__Testo in esame__:
▬▬▬
Il comune di Nociglia in collaborazione con l'associazione Musicando organizza il primo corso di musica popolare salentina, nel luogo di "Mesciu Ninu Sancesario", il primo costruttore di tamburello. Presentazione il 21

NOCIGLIA - Il Comune  di Nociglia in collaborazione con l’associazione Musicando organizza il primo corso di musica popolare  salentina. Continuano i successi del progetto sociale  dell'associazione, partito da Otranto nell’aprile del 2009, per avvicinare i bambini alla musica. Dopo Otranto, Giurdignano, Nociglia, Palmariggi, Bagnolo del Salento, Uggiano La Chiesa, Maglie, Cerfignano di Santa Cesarea Terme, arriva anche a Nociglia, la casa del tamburello salentino, il primo costruttore “Mesciu Ninu  Sancesario”.

Radici e tradizioni da proteggere e trasmettere alle future generazioni per ricordare la propria essenza. Nasce così l’idea di Massimo Panarese, musicista salentino, di mettere insieme oltre quaranta bambini, con la passione per la musica ed il talento sanguigno per lo strumento del tamburello: quel che ne viene fuori è un mix di purissima energia, che si riannoda alle tradizioni.

I Tamburellisti rappresentano un pezzo unico su tutto il territorio nazionale, essendosi affermati come un vero e proprio “caso”, tanto da attirare attenzioni e considerazioni da più parti: la ristretta base originale che aveva animato la nascita del gruppo, nel corso dei mesi, è cresciuta, arrivando ad essere un insieme, composto da numerosi percussionisti. Il segreto del successo di questi autentici fenomeni della musica popolare, che raccolgono sempre maggiori ammiratori e che colpiscono il pubblico che si affolla nelle piazze per ascoltarli, non sta solo nella loro genuinità, ma principalmente nei ritmi coinvolgenti che sanno regalare.

La loro spontaneità, infatti, si unisce alla tecnica e all’applicazione per lo strumento che li contraddistingue e che rimanda all’identificazione con la storia musicale del Salento. Anche lo spettacolo che, in genere presentano e portano in scena, è una sorta di omaggio alla loro terra, alla città di Otranto e alle radici culturali del Salento, con il ricordo della figura di vescovo di pace, originario di Alessano, don Tonino Bello, attraverso il brano “Il vescovo con la  500” , e con la proposta di canti popolari tra i più noti del repertorio locale.

Il sindaco Massimo Martella e tutta l'amministrazione comunale presentano il progetto venerdì 21, alle 18, presso l’aula  consiliare del Palazzo Baronale. Ospiti della serata i Tamburellisti di Otranto, diretti dal maestro Massimo Panarese. Special guest la pianista internazionale Jelena Vještica.
▬▬▬
__Elenco fornito__:
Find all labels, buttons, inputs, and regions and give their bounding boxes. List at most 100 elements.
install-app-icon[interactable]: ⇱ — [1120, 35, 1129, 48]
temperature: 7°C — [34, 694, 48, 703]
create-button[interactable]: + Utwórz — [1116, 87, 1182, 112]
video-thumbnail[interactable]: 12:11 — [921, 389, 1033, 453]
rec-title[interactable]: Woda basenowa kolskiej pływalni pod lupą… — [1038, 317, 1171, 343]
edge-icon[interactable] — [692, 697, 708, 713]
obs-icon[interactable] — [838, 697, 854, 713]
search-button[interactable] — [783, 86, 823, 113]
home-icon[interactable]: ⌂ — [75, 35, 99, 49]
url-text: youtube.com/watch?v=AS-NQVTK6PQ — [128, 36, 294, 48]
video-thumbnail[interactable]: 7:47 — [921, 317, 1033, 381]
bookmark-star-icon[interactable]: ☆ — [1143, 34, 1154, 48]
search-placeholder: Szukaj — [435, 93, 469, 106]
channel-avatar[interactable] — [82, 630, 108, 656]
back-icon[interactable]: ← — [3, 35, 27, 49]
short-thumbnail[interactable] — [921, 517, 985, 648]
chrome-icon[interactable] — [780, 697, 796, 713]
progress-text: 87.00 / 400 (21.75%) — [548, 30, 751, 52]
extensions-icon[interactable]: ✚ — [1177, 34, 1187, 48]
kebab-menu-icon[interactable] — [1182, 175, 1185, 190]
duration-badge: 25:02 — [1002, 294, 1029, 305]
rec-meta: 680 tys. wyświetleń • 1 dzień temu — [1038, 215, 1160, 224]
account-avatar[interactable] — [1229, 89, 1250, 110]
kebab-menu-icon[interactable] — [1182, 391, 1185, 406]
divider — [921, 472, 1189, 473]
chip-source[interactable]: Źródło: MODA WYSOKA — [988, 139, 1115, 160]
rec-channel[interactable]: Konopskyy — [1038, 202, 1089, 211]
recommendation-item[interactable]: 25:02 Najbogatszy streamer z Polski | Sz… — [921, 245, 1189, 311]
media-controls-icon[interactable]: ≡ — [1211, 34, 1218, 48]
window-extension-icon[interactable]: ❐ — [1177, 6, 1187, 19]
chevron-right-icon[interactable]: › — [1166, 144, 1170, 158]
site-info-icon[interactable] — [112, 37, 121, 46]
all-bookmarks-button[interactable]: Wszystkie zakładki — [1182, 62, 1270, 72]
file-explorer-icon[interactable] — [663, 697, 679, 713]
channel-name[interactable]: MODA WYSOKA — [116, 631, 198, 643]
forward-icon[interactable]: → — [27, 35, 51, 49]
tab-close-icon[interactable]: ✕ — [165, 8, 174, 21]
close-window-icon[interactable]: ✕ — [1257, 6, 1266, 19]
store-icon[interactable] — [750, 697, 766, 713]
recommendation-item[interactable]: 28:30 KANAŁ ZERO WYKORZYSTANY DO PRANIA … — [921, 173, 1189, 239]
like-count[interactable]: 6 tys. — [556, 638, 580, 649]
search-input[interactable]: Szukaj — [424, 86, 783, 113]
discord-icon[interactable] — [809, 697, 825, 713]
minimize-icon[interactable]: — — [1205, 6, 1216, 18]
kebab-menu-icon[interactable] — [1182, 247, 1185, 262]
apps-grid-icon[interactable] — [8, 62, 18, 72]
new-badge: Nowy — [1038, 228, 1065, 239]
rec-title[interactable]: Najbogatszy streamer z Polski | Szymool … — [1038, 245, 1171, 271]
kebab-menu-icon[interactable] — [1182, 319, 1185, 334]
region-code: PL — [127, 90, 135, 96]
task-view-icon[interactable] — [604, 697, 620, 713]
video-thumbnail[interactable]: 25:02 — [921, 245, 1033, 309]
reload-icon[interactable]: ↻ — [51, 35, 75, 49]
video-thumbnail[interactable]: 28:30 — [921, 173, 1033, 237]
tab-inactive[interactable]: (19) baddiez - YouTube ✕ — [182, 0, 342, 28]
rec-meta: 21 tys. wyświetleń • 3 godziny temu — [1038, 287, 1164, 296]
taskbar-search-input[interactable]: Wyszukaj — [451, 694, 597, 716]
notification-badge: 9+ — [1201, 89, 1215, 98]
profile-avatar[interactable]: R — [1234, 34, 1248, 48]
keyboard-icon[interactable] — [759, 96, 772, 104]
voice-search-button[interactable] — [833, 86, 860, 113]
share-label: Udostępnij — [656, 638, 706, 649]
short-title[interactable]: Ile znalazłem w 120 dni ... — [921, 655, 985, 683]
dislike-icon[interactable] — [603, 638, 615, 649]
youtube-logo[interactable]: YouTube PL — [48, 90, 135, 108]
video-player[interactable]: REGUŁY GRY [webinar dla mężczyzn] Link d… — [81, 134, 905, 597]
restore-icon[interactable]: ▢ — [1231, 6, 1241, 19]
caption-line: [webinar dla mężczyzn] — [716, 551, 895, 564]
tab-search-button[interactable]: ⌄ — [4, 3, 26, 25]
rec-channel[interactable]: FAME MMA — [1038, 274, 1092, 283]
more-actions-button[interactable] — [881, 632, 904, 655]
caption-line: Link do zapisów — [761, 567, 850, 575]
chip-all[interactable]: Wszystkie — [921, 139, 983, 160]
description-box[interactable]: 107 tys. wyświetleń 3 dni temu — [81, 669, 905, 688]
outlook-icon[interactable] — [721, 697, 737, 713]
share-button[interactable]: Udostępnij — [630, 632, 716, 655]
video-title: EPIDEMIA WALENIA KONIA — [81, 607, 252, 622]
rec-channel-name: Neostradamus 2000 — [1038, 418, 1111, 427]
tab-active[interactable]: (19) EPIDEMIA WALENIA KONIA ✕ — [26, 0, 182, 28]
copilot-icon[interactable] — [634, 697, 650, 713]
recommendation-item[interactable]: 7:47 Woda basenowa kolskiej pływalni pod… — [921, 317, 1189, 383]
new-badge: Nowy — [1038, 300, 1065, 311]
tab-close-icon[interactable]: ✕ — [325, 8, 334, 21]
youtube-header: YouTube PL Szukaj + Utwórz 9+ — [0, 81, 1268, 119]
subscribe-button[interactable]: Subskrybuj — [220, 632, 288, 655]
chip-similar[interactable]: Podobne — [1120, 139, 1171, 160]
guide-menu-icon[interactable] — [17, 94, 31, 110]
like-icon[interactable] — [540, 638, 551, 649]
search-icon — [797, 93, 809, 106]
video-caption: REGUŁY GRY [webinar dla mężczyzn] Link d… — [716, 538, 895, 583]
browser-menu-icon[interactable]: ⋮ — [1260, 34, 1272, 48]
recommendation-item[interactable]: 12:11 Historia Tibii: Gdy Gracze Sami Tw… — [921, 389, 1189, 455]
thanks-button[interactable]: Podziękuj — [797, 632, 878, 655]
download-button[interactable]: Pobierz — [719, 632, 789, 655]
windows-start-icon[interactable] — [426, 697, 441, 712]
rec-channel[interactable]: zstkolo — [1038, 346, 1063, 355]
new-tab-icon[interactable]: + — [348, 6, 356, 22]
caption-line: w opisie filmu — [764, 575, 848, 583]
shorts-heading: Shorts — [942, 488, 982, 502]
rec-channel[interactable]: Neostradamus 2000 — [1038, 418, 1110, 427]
▬▬▬
__Compito assegnato 1__: Elenca tutte le persone che il testo in esame cita per nome.
__Compito assegnato 2__: Riporta dal testo in esame tutto il passo che va da "La loro spontaneità, infatti, si" fino a "del repertorio locale.".
L'elenco è materiale a sé, separato dal testo in esame.

__Risposta al compito 1__:
- Mesciu Ninu Sancesario
- Massimo Panarese
- don Tonino Bello
- Massimo Martella
- Jelena Vještica

__Risposta al compito 2__:
La loro spontaneità, infatti, si unisce alla tecnica e all’applicazione per lo strumento che li contraddistingue e che rimanda all’identificazione con la storia musicale del Salento. Anche lo spettacolo che, in genere presentano e portano in scena, è una sorta di omaggio alla loro terra, alla città di Otranto e alle radici culturali del Salento, con il ricordo della figura di vescovo di pace, originario di Alessano, don Tonino Bello, attraverso il brano “Il vescovo con la  500” , e con la proposta di canti popolari tra i più noti del repertorio locale.